◆ **DATA**:
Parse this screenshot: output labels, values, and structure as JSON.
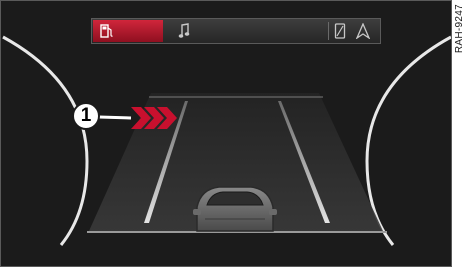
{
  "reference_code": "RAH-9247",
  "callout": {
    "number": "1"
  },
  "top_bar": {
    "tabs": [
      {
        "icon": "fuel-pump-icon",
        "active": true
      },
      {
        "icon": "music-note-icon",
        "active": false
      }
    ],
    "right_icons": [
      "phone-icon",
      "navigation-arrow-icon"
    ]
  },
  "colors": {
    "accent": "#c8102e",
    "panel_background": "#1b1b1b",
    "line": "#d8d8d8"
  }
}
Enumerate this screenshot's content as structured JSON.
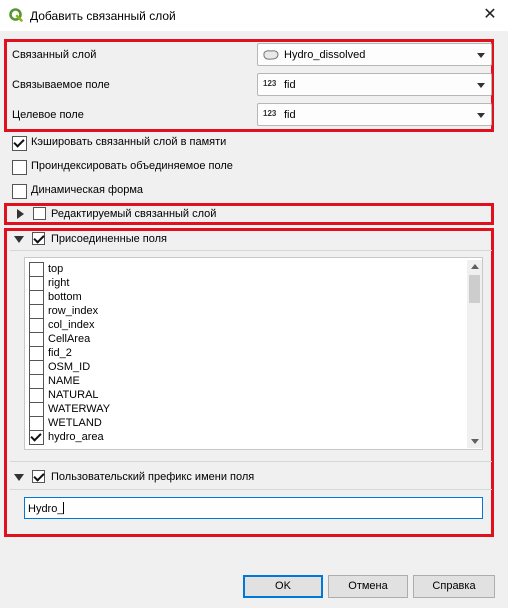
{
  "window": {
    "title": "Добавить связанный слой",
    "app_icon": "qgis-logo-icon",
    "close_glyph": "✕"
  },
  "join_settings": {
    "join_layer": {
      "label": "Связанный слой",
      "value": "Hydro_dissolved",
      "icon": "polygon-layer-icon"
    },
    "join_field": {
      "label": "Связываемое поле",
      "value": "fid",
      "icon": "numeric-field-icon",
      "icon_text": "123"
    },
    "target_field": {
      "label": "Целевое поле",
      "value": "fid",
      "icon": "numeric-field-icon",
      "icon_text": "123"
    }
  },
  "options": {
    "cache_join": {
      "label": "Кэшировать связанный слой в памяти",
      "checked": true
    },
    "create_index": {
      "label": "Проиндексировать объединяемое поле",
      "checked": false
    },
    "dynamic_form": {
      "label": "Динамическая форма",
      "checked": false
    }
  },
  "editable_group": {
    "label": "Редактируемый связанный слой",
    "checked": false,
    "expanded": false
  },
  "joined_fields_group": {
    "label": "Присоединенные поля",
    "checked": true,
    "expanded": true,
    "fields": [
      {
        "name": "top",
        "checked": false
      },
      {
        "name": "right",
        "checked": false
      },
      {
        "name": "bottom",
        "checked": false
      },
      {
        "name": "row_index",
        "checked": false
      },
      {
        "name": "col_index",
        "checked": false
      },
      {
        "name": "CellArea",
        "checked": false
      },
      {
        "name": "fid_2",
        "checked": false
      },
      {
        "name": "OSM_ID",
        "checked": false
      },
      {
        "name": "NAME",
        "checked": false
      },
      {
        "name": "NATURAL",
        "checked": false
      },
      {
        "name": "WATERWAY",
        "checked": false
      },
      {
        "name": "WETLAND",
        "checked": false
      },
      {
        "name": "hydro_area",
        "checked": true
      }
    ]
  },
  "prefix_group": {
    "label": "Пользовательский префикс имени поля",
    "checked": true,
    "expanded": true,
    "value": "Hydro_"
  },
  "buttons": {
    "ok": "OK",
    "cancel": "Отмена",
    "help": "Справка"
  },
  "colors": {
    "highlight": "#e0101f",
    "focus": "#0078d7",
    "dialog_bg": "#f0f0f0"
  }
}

◆ **WHAT TO WORK ON**: Show each line in the entries that holds the string "screenshot".

◆ **RESPONSE TO THIS EXERCISE**:
Parse this screenshot: output labels, values, and structure as JSON.
Enumerate this screenshot's content as structured JSON.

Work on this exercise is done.